PROMPT:
Skip the pictures and repeat each line of the data exactly.

Start of MATERIAL PROVIDED

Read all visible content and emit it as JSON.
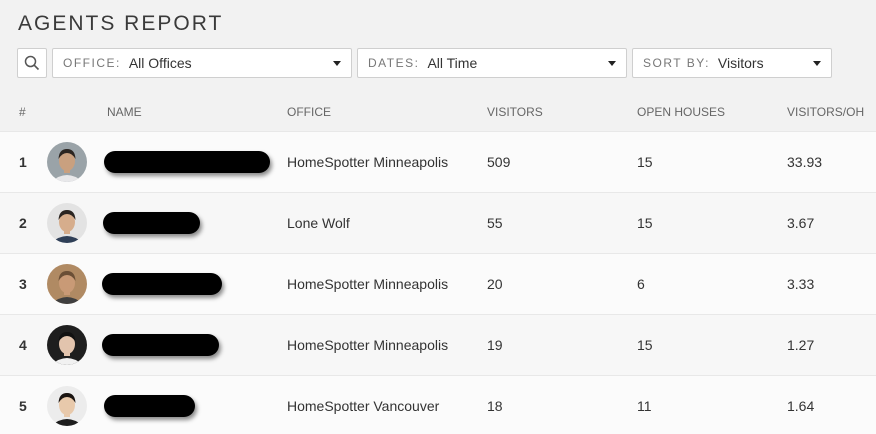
{
  "title": "AGENTS REPORT",
  "filters": {
    "office": {
      "label": "OFFICE:",
      "value": "All Offices"
    },
    "dates": {
      "label": "DATES:",
      "value": "All Time"
    },
    "sort": {
      "label": "SORT BY:",
      "value": "Visitors"
    }
  },
  "columns": {
    "rank": "#",
    "name": "NAME",
    "office": "OFFICE",
    "visitors": "VISITORS",
    "open_houses": "OPEN HOUSES",
    "visitors_oh": "VISITORS/OH"
  },
  "rows": [
    {
      "rank": "1",
      "office": "HomeSpotter Minneapolis",
      "visitors": "509",
      "open_houses": "15",
      "visitors_oh": "33.93",
      "avatar": {
        "bg": "#9aa3a8",
        "skin": "#c9a07f",
        "hair": "#2b2521",
        "shirt": "#e8e8ea"
      }
    },
    {
      "rank": "2",
      "office": "Lone Wolf",
      "visitors": "55",
      "open_houses": "15",
      "visitors_oh": "3.67",
      "avatar": {
        "bg": "#e3e3e3",
        "skin": "#d6ad8c",
        "hair": "#2a2522",
        "shirt": "#2f3f57"
      }
    },
    {
      "rank": "3",
      "office": "HomeSpotter Minneapolis",
      "visitors": "20",
      "open_houses": "6",
      "visitors_oh": "3.33",
      "avatar": {
        "bg": "#b08a63",
        "skin": "#c99a76",
        "hair": "#6b4f36",
        "shirt": "#3f3f3f"
      }
    },
    {
      "rank": "4",
      "office": "HomeSpotter Minneapolis",
      "visitors": "19",
      "open_houses": "15",
      "visitors_oh": "1.27",
      "avatar": {
        "bg": "#1e1e1e",
        "skin": "#e2c4ad",
        "hair": "#111111",
        "shirt": "#f1f1f1"
      }
    },
    {
      "rank": "5",
      "office": "HomeSpotter Vancouver",
      "visitors": "18",
      "open_houses": "11",
      "visitors_oh": "1.64",
      "avatar": {
        "bg": "#ececec",
        "skin": "#e8c9ab",
        "hair": "#1a1411",
        "shirt": "#1d1d1d"
      }
    }
  ]
}
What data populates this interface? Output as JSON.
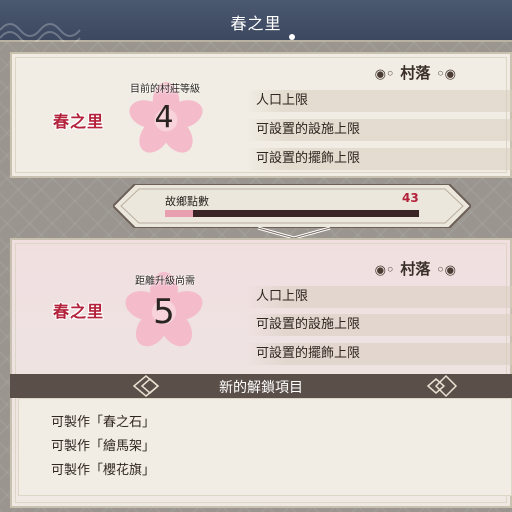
{
  "header": {
    "title": "春之里"
  },
  "current": {
    "village_name": "春之里",
    "level_label": "目前的村莊等級",
    "level": "4",
    "section_title": "村落",
    "stats": [
      "人口上限",
      "可設置的設施上限",
      "可設置的擺飾上限"
    ]
  },
  "points": {
    "label": "故鄉點數",
    "value": "43",
    "progress_fraction": 0.11
  },
  "next": {
    "village_name": "春之里",
    "level_label": "距離升級尚需",
    "level": "5",
    "section_title": "村落",
    "stats": [
      "人口上限",
      "可設置的設施上限",
      "可設置的擺飾上限"
    ]
  },
  "unlocks": {
    "title": "新的解鎖項目",
    "items": [
      "可製作「春之石」",
      "可製作「繪馬架」",
      "可製作「櫻花旗」"
    ]
  },
  "colors": {
    "title_bar": "#3b4860",
    "accent_red": "#b3213a",
    "blossom": "#f2b8c6",
    "progress_fill": "#e8a0b0",
    "progress_track": "#3b2426",
    "unlock_bar": "#5b4f4a"
  },
  "icons": {
    "section_ornament": "cloud-swirl-icon",
    "level_badge": "cherry-blossom-icon",
    "expand": "chevron-down-icon",
    "corner": "diamond-ornament-icon"
  }
}
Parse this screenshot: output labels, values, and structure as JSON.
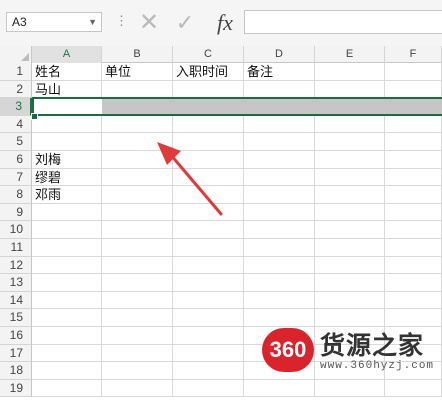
{
  "formula_bar": {
    "name_box_value": "A3",
    "cancel_icon": "x-icon",
    "enter_icon": "check-icon",
    "function_label": "fx",
    "formula_value": ""
  },
  "columns": [
    "A",
    "B",
    "C",
    "D",
    "E",
    "F"
  ],
  "rows": [
    {
      "num": "1",
      "cells": [
        "姓名",
        "单位",
        "入职时间",
        "备注",
        "",
        ""
      ]
    },
    {
      "num": "2",
      "cells": [
        "马山",
        "",
        "",
        "",
        "",
        ""
      ]
    },
    {
      "num": "3",
      "cells": [
        "",
        "",
        "",
        "",
        "",
        ""
      ]
    },
    {
      "num": "4",
      "cells": [
        "",
        "",
        "",
        "",
        "",
        ""
      ]
    },
    {
      "num": "5",
      "cells": [
        "",
        "",
        "",
        "",
        "",
        ""
      ]
    },
    {
      "num": "6",
      "cells": [
        "刘梅",
        "",
        "",
        "",
        "",
        ""
      ]
    },
    {
      "num": "7",
      "cells": [
        "缪碧",
        "",
        "",
        "",
        "",
        ""
      ]
    },
    {
      "num": "8",
      "cells": [
        "邓雨",
        "",
        "",
        "",
        "",
        ""
      ]
    },
    {
      "num": "9",
      "cells": [
        "",
        "",
        "",
        "",
        "",
        ""
      ]
    },
    {
      "num": "10",
      "cells": [
        "",
        "",
        "",
        "",
        "",
        ""
      ]
    },
    {
      "num": "11",
      "cells": [
        "",
        "",
        "",
        "",
        "",
        ""
      ]
    },
    {
      "num": "12",
      "cells": [
        "",
        "",
        "",
        "",
        "",
        ""
      ]
    },
    {
      "num": "13",
      "cells": [
        "",
        "",
        "",
        "",
        "",
        ""
      ]
    },
    {
      "num": "14",
      "cells": [
        "",
        "",
        "",
        "",
        "",
        ""
      ]
    },
    {
      "num": "15",
      "cells": [
        "",
        "",
        "",
        "",
        "",
        ""
      ]
    },
    {
      "num": "16",
      "cells": [
        "",
        "",
        "",
        "",
        "",
        ""
      ]
    },
    {
      "num": "17",
      "cells": [
        "",
        "",
        "",
        "",
        "",
        ""
      ]
    },
    {
      "num": "18",
      "cells": [
        "",
        "",
        "",
        "",
        "",
        ""
      ]
    },
    {
      "num": "19",
      "cells": [
        "",
        "",
        "",
        "",
        "",
        ""
      ]
    }
  ],
  "selection": {
    "active_cell": "A3",
    "selected_row": "3"
  },
  "watermark": {
    "logo_text": "360",
    "title": "货源之家",
    "url": "www.360hyzj.com",
    "logo_color": "#d9232d"
  },
  "colors": {
    "selection_border": "#1e6b41",
    "arrow": "#e03a3a"
  }
}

End of MATERIAL PROVIDED

SOLVED PROBLEM:
Read all visible content and emit it as JSON.
{
  "title": "AGENTS REPORT",
  "filters": {
    "office": {
      "label": "OFFICE:",
      "value": "All Offices"
    },
    "dates": {
      "label": "DATES:",
      "value": "All Time"
    },
    "sort": {
      "label": "SORT BY:",
      "value": "Visitors"
    }
  },
  "columns": {
    "rank": "#",
    "name": "NAME",
    "office": "OFFICE",
    "visitors": "VISITORS",
    "open_houses": "OPEN HOUSES",
    "visitors_oh": "VISITORS/OH"
  },
  "rows": [
    {
      "rank": "1",
      "office": "HomeSpotter Minneapolis",
      "visitors": "509",
      "open_houses": "15",
      "visitors_oh": "33.93",
      "avatar": {
        "bg": "#9aa3a8",
        "skin": "#c9a07f",
        "hair": "#2b2521",
        "shirt": "#e8e8ea"
      }
    },
    {
      "rank": "2",
      "office": "Lone Wolf",
      "visitors": "55",
      "open_houses": "15",
      "visitors_oh": "3.67",
      "avatar": {
        "bg": "#e3e3e3",
        "skin": "#d6ad8c",
        "hair": "#2a2522",
        "shirt": "#2f3f57"
      }
    },
    {
      "rank": "3",
      "office": "HomeSpotter Minneapolis",
      "visitors": "20",
      "open_houses": "6",
      "visitors_oh": "3.33",
      "avatar": {
        "bg": "#b08a63",
        "skin": "#c99a76",
        "hair": "#6b4f36",
        "shirt": "#3f3f3f"
      }
    },
    {
      "rank": "4",
      "office": "HomeSpotter Minneapolis",
      "visitors": "19",
      "open_houses": "15",
      "visitors_oh": "1.27",
      "avatar": {
        "bg": "#1e1e1e",
        "skin": "#e2c4ad",
        "hair": "#111111",
        "shirt": "#f1f1f1"
      }
    },
    {
      "rank": "5",
      "office": "HomeSpotter Vancouver",
      "visitors": "18",
      "open_houses": "11",
      "visitors_oh": "1.64",
      "avatar": {
        "bg": "#ececec",
        "skin": "#e8c9ab",
        "hair": "#1a1411",
        "shirt": "#1d1d1d"
      }
    }
  ]
}
What data populates this interface? Output as JSON.
{
  "header": {
    "title": "春之里"
  },
  "current": {
    "village_name": "春之里",
    "level_label": "目前的村莊等級",
    "level": "4",
    "section_title": "村落",
    "stats": [
      "人口上限",
      "可設置的設施上限",
      "可設置的擺飾上限"
    ]
  },
  "points": {
    "label": "故鄉點數",
    "value": "43",
    "progress_fraction": 0.11
  },
  "next": {
    "village_name": "春之里",
    "level_label": "距離升級尚需",
    "level": "5",
    "section_title": "村落",
    "stats": [
      "人口上限",
      "可設置的設施上限",
      "可設置的擺飾上限"
    ]
  },
  "unlocks": {
    "title": "新的解鎖項目",
    "items": [
      "可製作「春之石」",
      "可製作「繪馬架」",
      "可製作「櫻花旗」"
    ]
  },
  "colors": {
    "title_bar": "#3b4860",
    "accent_red": "#b3213a",
    "blossom": "#f2b8c6",
    "progress_fill": "#e8a0b0",
    "progress_track": "#3b2426",
    "unlock_bar": "#5b4f4a"
  },
  "icons": {
    "section_ornament": "cloud-swirl-icon",
    "level_badge": "cherry-blossom-icon",
    "expand": "chevron-down-icon",
    "corner": "diamond-ornament-icon"
  }
}
Parse this screenshot: output labels, values, and structure as JSON.
{
  "formula_bar": {
    "name_box_value": "A3",
    "cancel_icon": "x-icon",
    "enter_icon": "check-icon",
    "function_label": "fx",
    "formula_value": ""
  },
  "columns": [
    "A",
    "B",
    "C",
    "D",
    "E",
    "F"
  ],
  "rows": [
    {
      "num": "1",
      "cells": [
        "姓名",
        "单位",
        "入职时间",
        "备注",
        "",
        ""
      ]
    },
    {
      "num": "2",
      "cells": [
        "马山",
        "",
        "",
        "",
        "",
        ""
      ]
    },
    {
      "num": "3",
      "cells": [
        "",
        "",
        "",
        "",
        "",
        ""
      ]
    },
    {
      "num": "4",
      "cells": [
        "",
        "",
        "",
        "",
        "",
        ""
      ]
    },
    {
      "num": "5",
      "cells": [
        "",
        "",
        "",
        "",
        "",
        ""
      ]
    },
    {
      "num": "6",
      "cells": [
        "刘梅",
        "",
        "",
        "",
        "",
        ""
      ]
    },
    {
      "num": "7",
      "cells": [
        "缪碧",
        "",
        "",
        "",
        "",
        ""
      ]
    },
    {
      "num": "8",
      "cells": [
        "邓雨",
        "",
        "",
        "",
        "",
        ""
      ]
    },
    {
      "num": "9",
      "cells": [
        "",
        "",
        "",
        "",
        "",
        ""
      ]
    },
    {
      "num": "10",
      "cells": [
        "",
        "",
        "",
        "",
        "",
        ""
      ]
    },
    {
      "num": "11",
      "cells": [
        "",
        "",
        "",
        "",
        "",
        ""
      ]
    },
    {
      "num": "12",
      "cells": [
        "",
        "",
        "",
        "",
        "",
        ""
      ]
    },
    {
      "num": "13",
      "cells": [
        "",
        "",
        "",
        "",
        "",
        ""
      ]
    },
    {
      "num": "14",
      "cells": [
        "",
        "",
        "",
        "",
        "",
        ""
      ]
    },
    {
      "num": "15",
      "cells": [
        "",
        "",
        "",
        "",
        "",
        ""
      ]
    },
    {
      "num": "16",
      "cells": [
        "",
        "",
        "",
        "",
        "",
        ""
      ]
    },
    {
      "num": "17",
      "cells": [
        "",
        "",
        "",
        "",
        "",
        ""
      ]
    },
    {
      "num": "18",
      "cells": [
        "",
        "",
        "",
        "",
        "",
        ""
      ]
    },
    {
      "num": "19",
      "cells": [
        "",
        "",
        "",
        "",
        "",
        ""
      ]
    }
  ],
  "selection": {
    "active_cell": "A3",
    "selected_row": "3"
  },
  "watermark": {
    "logo_text": "360",
    "title": "货源之家",
    "url": "www.360hyzj.com",
    "logo_color": "#d9232d"
  },
  "colors": {
    "selection_border": "#1e6b41",
    "arrow": "#e03a3a"
  }
}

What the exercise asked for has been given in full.